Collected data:
+-------+
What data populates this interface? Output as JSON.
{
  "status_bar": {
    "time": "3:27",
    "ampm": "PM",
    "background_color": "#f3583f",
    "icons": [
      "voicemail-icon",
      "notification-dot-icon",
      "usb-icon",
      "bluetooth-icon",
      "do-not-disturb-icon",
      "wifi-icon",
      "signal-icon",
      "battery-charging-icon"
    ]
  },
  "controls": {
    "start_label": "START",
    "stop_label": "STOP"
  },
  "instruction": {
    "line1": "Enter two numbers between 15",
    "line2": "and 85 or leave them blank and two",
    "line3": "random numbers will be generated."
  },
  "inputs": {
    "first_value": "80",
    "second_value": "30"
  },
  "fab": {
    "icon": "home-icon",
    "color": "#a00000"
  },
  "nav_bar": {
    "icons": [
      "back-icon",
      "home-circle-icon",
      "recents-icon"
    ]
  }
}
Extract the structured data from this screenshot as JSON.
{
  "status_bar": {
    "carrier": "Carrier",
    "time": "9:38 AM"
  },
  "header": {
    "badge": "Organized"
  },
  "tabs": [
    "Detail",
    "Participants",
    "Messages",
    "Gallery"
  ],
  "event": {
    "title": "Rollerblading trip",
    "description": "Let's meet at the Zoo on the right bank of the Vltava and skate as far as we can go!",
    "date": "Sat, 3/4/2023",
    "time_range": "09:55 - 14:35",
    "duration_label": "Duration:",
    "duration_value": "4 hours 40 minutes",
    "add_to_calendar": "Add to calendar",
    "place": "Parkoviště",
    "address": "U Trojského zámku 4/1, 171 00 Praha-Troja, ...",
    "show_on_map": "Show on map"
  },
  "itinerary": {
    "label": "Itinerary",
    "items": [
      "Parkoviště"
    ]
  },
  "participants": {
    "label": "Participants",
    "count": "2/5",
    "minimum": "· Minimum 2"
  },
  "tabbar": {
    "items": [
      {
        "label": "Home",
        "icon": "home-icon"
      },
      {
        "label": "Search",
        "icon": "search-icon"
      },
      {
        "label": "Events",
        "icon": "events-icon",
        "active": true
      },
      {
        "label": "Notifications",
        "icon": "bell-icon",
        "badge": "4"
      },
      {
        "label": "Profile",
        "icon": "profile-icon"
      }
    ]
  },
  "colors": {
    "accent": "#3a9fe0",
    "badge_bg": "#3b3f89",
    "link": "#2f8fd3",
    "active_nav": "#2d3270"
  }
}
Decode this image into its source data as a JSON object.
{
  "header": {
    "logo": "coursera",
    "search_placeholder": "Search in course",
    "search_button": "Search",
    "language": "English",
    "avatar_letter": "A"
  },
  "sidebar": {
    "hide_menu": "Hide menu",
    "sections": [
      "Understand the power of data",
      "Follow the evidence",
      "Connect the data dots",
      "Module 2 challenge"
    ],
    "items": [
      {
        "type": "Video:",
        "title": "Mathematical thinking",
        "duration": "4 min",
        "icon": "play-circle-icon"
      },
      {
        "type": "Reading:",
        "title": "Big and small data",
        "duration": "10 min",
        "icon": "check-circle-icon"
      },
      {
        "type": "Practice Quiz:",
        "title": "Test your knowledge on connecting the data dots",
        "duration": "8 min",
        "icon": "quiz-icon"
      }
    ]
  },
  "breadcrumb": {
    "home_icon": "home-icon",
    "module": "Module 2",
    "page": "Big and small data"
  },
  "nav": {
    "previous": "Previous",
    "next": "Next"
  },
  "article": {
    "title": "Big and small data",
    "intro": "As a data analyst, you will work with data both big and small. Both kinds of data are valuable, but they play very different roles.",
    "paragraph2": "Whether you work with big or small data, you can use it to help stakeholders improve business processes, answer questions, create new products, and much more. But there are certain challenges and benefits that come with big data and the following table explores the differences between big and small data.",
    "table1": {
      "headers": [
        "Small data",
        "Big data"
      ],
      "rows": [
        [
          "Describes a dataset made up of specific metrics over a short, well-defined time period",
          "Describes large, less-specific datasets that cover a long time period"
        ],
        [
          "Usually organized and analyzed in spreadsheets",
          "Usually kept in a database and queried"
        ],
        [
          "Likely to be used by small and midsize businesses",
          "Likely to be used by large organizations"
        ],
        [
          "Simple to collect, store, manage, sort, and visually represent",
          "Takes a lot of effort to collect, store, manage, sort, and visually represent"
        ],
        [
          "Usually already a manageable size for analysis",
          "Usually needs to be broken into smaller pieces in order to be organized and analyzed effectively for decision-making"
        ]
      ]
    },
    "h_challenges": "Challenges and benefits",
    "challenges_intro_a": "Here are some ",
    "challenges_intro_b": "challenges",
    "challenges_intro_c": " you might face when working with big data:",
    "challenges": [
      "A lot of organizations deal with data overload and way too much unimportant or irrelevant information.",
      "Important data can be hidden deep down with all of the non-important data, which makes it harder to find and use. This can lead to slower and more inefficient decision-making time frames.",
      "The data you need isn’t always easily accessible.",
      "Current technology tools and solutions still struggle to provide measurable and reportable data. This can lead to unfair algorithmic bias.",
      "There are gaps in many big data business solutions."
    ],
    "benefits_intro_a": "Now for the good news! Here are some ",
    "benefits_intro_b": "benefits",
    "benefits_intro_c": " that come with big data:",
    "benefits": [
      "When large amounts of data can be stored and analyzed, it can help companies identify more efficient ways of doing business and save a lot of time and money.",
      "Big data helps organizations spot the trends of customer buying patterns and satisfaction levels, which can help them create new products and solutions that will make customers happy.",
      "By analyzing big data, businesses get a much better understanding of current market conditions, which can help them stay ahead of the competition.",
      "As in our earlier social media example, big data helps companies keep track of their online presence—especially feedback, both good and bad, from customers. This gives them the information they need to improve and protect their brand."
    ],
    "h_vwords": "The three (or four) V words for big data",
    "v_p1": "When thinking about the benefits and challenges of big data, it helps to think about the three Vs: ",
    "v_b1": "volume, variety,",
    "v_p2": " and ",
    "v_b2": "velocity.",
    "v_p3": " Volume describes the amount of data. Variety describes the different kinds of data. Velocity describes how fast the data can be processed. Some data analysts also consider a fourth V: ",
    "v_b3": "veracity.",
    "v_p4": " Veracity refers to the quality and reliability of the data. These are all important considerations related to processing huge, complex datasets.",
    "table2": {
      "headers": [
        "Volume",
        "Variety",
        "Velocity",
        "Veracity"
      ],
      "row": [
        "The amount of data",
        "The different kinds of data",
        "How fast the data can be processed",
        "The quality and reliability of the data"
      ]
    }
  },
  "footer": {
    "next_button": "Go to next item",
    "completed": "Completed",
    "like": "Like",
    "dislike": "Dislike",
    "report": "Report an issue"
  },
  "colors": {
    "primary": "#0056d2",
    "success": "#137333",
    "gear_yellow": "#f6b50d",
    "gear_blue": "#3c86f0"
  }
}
+-------+
*Task statement*. Using the entries above, return each line that includes the word "datasets".

*Reply to the exercise*.
          "Describes large, less-specific datasets that cover a long time period"
    "v_p4": " Veracity refers to the quality and reliability of the data. These are all important considerations related to processing huge, complex datasets.",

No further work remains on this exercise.